Extracted material
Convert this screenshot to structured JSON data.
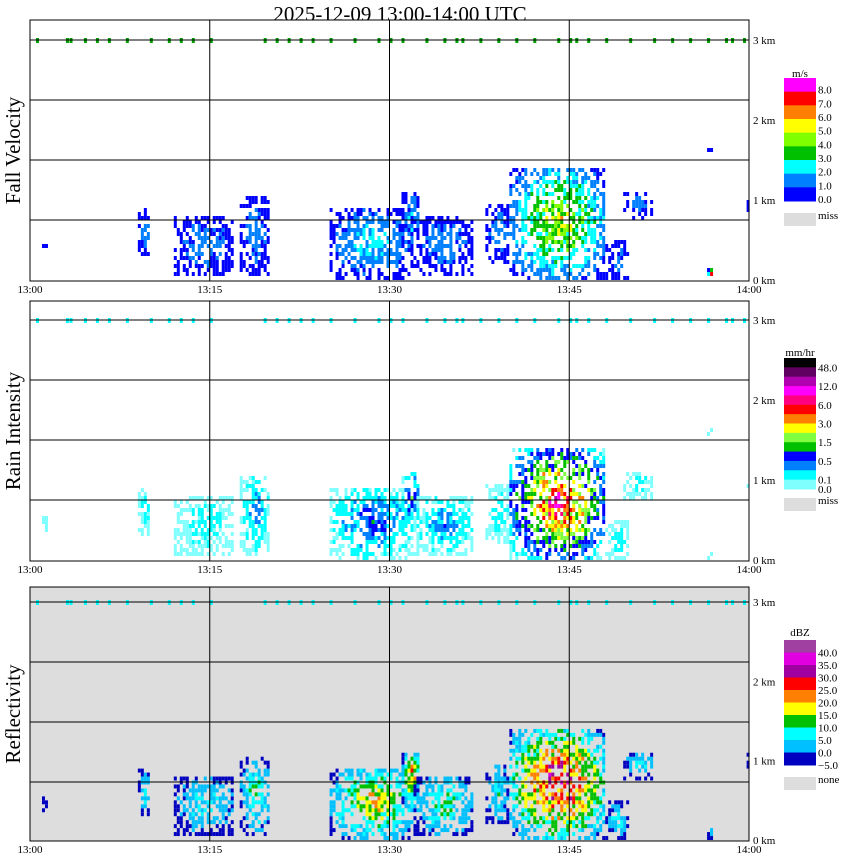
{
  "title": "2025-12-09   13:00-14:00 UTC",
  "chart_data": [
    {
      "type": "heatmap",
      "ylabel": "Fall Velocity",
      "unit": "m/s",
      "x_ticks": [
        "13:00",
        "13:15",
        "13:30",
        "13:45",
        "14:00"
      ],
      "xlim_minutes": [
        0,
        60
      ],
      "y_ticks": [
        "0 km",
        "1 km",
        "2 km",
        "3 km"
      ],
      "ylim_km": [
        0,
        3
      ],
      "background": "#ffffff",
      "clutter_color": "#00a000",
      "legend_labels": [
        "8.0",
        "7.0",
        "6.0",
        "5.0",
        "4.0",
        "3.0",
        "2.0",
        "1.0",
        "0.0"
      ],
      "legend_colors": [
        "#ff00ff",
        "#ff0000",
        "#ff8000",
        "#ffff00",
        "#80ff00",
        "#00c000",
        "#00ffff",
        "#0080ff",
        "#0000ff"
      ],
      "missing_label": "miss",
      "missing_color": "#dddddd",
      "grid": true
    },
    {
      "type": "heatmap",
      "ylabel": "Rain Intensity",
      "unit": "mm/hr",
      "x_ticks": [
        "13:00",
        "13:15",
        "13:30",
        "13:45",
        "14:00"
      ],
      "xlim_minutes": [
        0,
        60
      ],
      "y_ticks": [
        "0 km",
        "1 km",
        "2 km",
        "3 km"
      ],
      "ylim_km": [
        0,
        3
      ],
      "background": "#ffffff",
      "clutter_color": "#00ffff",
      "legend_labels": [
        "48.0",
        "12.0",
        "6.0",
        "3.0",
        "1.5",
        "0.5",
        "0.1",
        "0.0"
      ],
      "legend_colors": [
        "#000000",
        "#600060",
        "#b000b0",
        "#ff00ff",
        "#ff0080",
        "#ff0000",
        "#ff8000",
        "#ffff00",
        "#80ff40",
        "#00c000",
        "#0000ff",
        "#0080ff",
        "#00ffff",
        "#80ffff"
      ],
      "missing_label": "miss",
      "missing_color": "#dddddd",
      "grid": true
    },
    {
      "type": "heatmap",
      "ylabel": "Reflectivity",
      "unit": "dBZ",
      "x_ticks": [
        "13:00",
        "13:15",
        "13:30",
        "13:45",
        "14:00"
      ],
      "xlim_minutes": [
        0,
        60
      ],
      "y_ticks": [
        "0 km",
        "1 km",
        "2 km",
        "3 km"
      ],
      "ylim_km": [
        0,
        3
      ],
      "background": "#dddddd",
      "clutter_color": "#00ffff",
      "legend_labels": [
        "40.0",
        "35.0",
        "30.0",
        "25.0",
        "20.0",
        "15.0",
        "10.0",
        "5.0",
        "0.0",
        "−5.0"
      ],
      "legend_colors": [
        "#a040a0",
        "#e000e0",
        "#a000a0",
        "#ff0000",
        "#ff8000",
        "#ffff00",
        "#00c000",
        "#00ffff",
        "#00c0ff",
        "#0000c0"
      ],
      "missing_label": "none",
      "missing_color": "#dddddd",
      "grid": true
    }
  ],
  "echo_regions": [
    {
      "t": [
        1,
        1.3
      ],
      "h": [
        0.35,
        0.5
      ],
      "peak": [
        1,
        1,
        2
      ]
    },
    {
      "t": [
        9,
        10
      ],
      "h": [
        0.3,
        0.9
      ],
      "peak": [
        2,
        2,
        3
      ]
    },
    {
      "t": [
        12,
        17
      ],
      "h": [
        0.05,
        0.8
      ],
      "peak": [
        2,
        2,
        3
      ]
    },
    {
      "t": [
        17.5,
        20
      ],
      "h": [
        0.05,
        1.05
      ],
      "peak": [
        2,
        3,
        4
      ]
    },
    {
      "t": [
        25,
        32
      ],
      "h": [
        0.0,
        0.9
      ],
      "peak": [
        3,
        4,
        6
      ]
    },
    {
      "t": [
        31,
        32.5
      ],
      "h": [
        0.4,
        1.1
      ],
      "peak": [
        3,
        5,
        7
      ]
    },
    {
      "t": [
        32,
        37
      ],
      "h": [
        0.05,
        0.8
      ],
      "peak": [
        2,
        3,
        4
      ]
    },
    {
      "t": [
        38,
        40
      ],
      "h": [
        0.2,
        0.95
      ],
      "peak": [
        2,
        2,
        3
      ]
    },
    {
      "t": [
        40,
        48
      ],
      "h": [
        0.0,
        1.4
      ],
      "peak": [
        6,
        11,
        9
      ]
    },
    {
      "t": [
        48,
        50
      ],
      "h": [
        0.0,
        0.45
      ],
      "peak": [
        2,
        2,
        3
      ]
    },
    {
      "t": [
        49.5,
        52
      ],
      "h": [
        0.75,
        1.1
      ],
      "peak": [
        2,
        2,
        3
      ]
    },
    {
      "t": [
        56.5,
        57
      ],
      "h": [
        1.55,
        1.62
      ],
      "peak": [
        1,
        1,
        2
      ]
    },
    {
      "t": [
        56.5,
        57
      ],
      "h": [
        0.0,
        0.12
      ],
      "peak": [
        8,
        1,
        2
      ]
    },
    {
      "t": [
        59.8,
        60
      ],
      "h": [
        0.85,
        1.1
      ],
      "peak": [
        1,
        1,
        2
      ]
    }
  ],
  "clutter_3km_minutes": [
    0.5,
    3,
    3.3,
    4.5,
    5.5,
    6.5,
    8,
    10,
    11.5,
    12.5,
    13.5,
    15,
    19.5,
    20.5,
    21.5,
    22.5,
    23.5,
    25,
    27,
    29,
    30,
    31,
    33,
    34.5,
    35.5,
    36,
    37.5,
    39,
    40.5,
    42,
    44,
    45,
    45.5,
    46.5,
    48,
    50,
    52,
    53.5,
    55,
    56.5,
    58,
    58.5,
    59.5
  ]
}
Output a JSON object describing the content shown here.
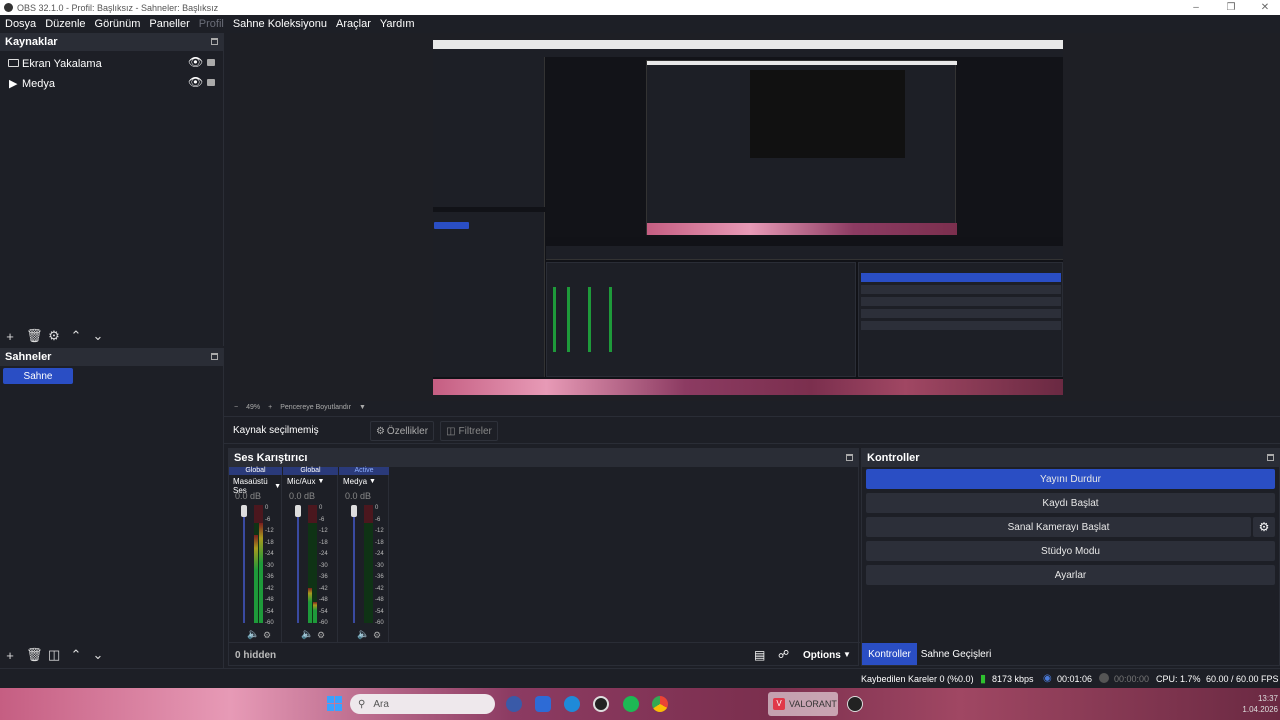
{
  "window": {
    "title": "OBS 32.1.0 - Profil: Başlıksız - Sahneler: Başlıksız"
  },
  "menu": [
    "Dosya",
    "Düzenle",
    "Görünüm",
    "Paneller",
    "Profil",
    "Sahne Koleksiyonu",
    "Araçlar",
    "Yardım"
  ],
  "sources": {
    "title": "Kaynaklar",
    "items": [
      {
        "name": "Ekran Yakalama",
        "icon": "monitor-icon"
      },
      {
        "name": "Medya",
        "icon": "play-icon"
      }
    ]
  },
  "scenes": {
    "title": "Sahneler",
    "items": [
      "Sahne"
    ]
  },
  "preview": {
    "zoom": "49%",
    "fit_label": "Pencereye Boyutlandır"
  },
  "context_bar": {
    "no_source": "Kaynak seçilmemiş",
    "properties": "Özellikler",
    "filters": "Filtreler"
  },
  "mixer": {
    "title": "Ses Karıştırıcı",
    "channels": [
      {
        "tag": "Global",
        "name": "Masaüstü Ses",
        "db": "0.0 dB"
      },
      {
        "tag": "Global",
        "name": "Mic/Aux",
        "db": "0.0 dB"
      },
      {
        "tag": "Active",
        "name": "Medya",
        "db": "0.0 dB"
      }
    ],
    "scale": [
      "0",
      "-6",
      "-12",
      "-18",
      "-24",
      "-30",
      "-36",
      "-42",
      "-48",
      "-54",
      "-60"
    ],
    "hidden": "0 hidden",
    "options": "Options"
  },
  "controls": {
    "title": "Kontroller",
    "stream": "Yayını Durdur",
    "record": "Kaydı Başlat",
    "virtualcam": "Sanal Kamerayı Başlat",
    "studio": "Stüdyo Modu",
    "settings": "Ayarlar",
    "tab_controls": "Kontroller",
    "tab_transitions": "Sahne Geçişleri"
  },
  "status": {
    "dropped": "Kaybedilen Kareler 0 (%0.0)",
    "bitrate": "8173 kbps",
    "stream_time": "00:01:06",
    "rec_time": "00:00:00",
    "cpu": "CPU: 1.7%",
    "fps": "60.00 / 60.00 FPS"
  },
  "taskbar": {
    "search": "Ara",
    "valorant": "VALORANT",
    "time": "13:37",
    "date": "1.04.2026"
  },
  "colors": {
    "accent": "#2a4ec4",
    "bg": "#1d1f26",
    "panel_header": "#2a2d36"
  }
}
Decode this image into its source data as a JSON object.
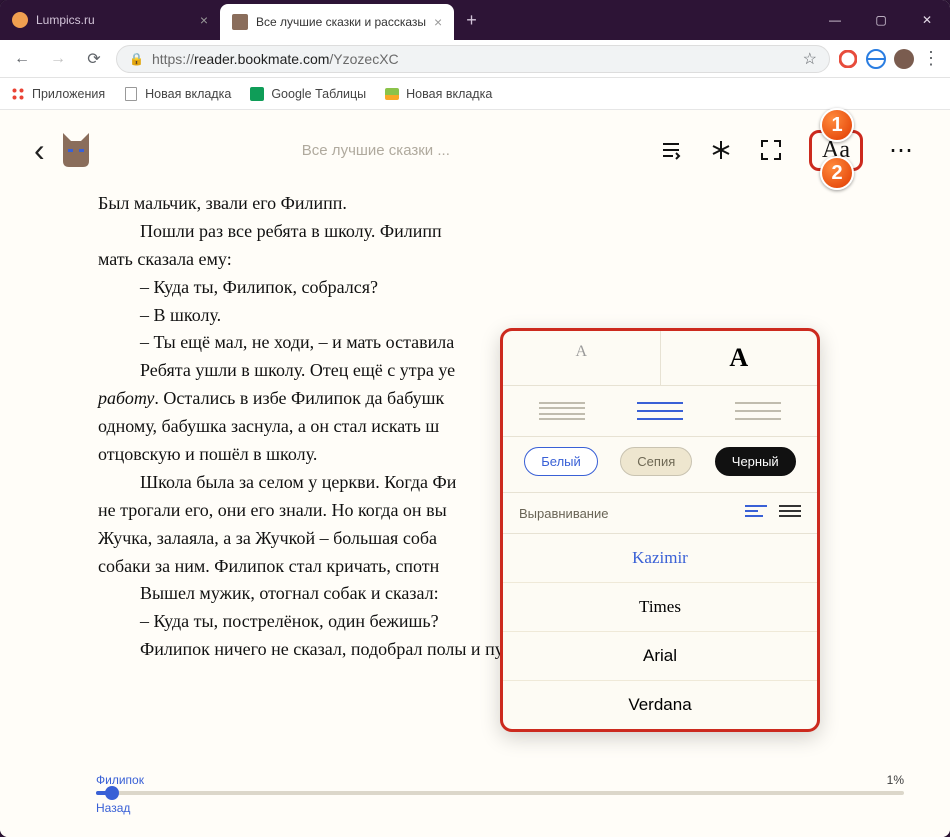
{
  "tabs": {
    "inactive": {
      "title": "Lumpics.ru"
    },
    "active": {
      "title": "Все лучшие сказки и рассказы"
    }
  },
  "url": {
    "scheme": "https://",
    "host": "reader.bookmate.com",
    "path": "/YzozecXC"
  },
  "bookmarks": {
    "apps": "Приложения",
    "b1": "Новая вкладка",
    "b2": "Google Таблицы",
    "b3": "Новая вкладка"
  },
  "reader": {
    "title_short": "Все лучшие сказки ...",
    "aa": "Aa",
    "p1": "Был мальчик, звали его Филипп.",
    "p2a": "Пошли раз все ребята в школу. Филипп ",
    "p2b": "мать сказала ему:",
    "p3": "– Куда ты, Филипок, собрался?",
    "p4": "– В школу.",
    "p5": "– Ты ещё мал, не ходи, – и мать оставила",
    "p6a": "Ребята ушли в школу. Отец ещё с утра уе",
    "p6b": "работу",
    "p6c": ". Остались в избе Филипок да бабушк",
    "p6d": "одному, бабушка заснула, а он стал искать ш",
    "p6e": "отцовскую и пошёл в школу.",
    "p7a": "Школа была за селом у церкви. Когда Фи",
    "p7b": "не трогали его, они его знали. Но когда он вы",
    "p7c": "Жучка, залаяла, а за Жучкой – большая соба",
    "p7d_full": "собаки за ним. Филипок стал кричать, спотн                                                                      ть,",
    "p8": "Вышел мужик, отогнал собак и сказал:",
    "p9": "– Куда ты, пострелёнок, один бежишь?",
    "p10": "Филипок ничего не сказал, подобрал полы и пустился бежать во весь дух."
  },
  "progress": {
    "chapter": "Филипок",
    "percent": "1%",
    "back": "Назад"
  },
  "popup": {
    "size_small": "A",
    "size_big": "A",
    "theme_white": "Белый",
    "theme_sepia": "Сепия",
    "theme_black": "Черный",
    "align_label": "Выравнивание",
    "fonts": {
      "kazimir": "Kazimir",
      "times": "Times",
      "arial": "Arial",
      "verdana": "Verdana"
    }
  },
  "badges": {
    "one": "1",
    "two": "2"
  }
}
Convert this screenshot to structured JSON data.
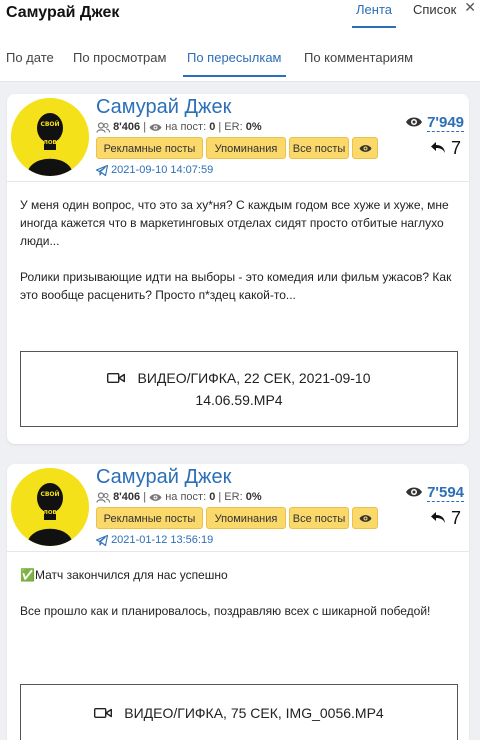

Exercise goal
Lines containing the word "ylabel" must all be returned from the material above.

Answer below
      "ylabel": "Fall Velocity",
      "ylabel": "Rain Intensity",
      "ylabel": "Reflectivity",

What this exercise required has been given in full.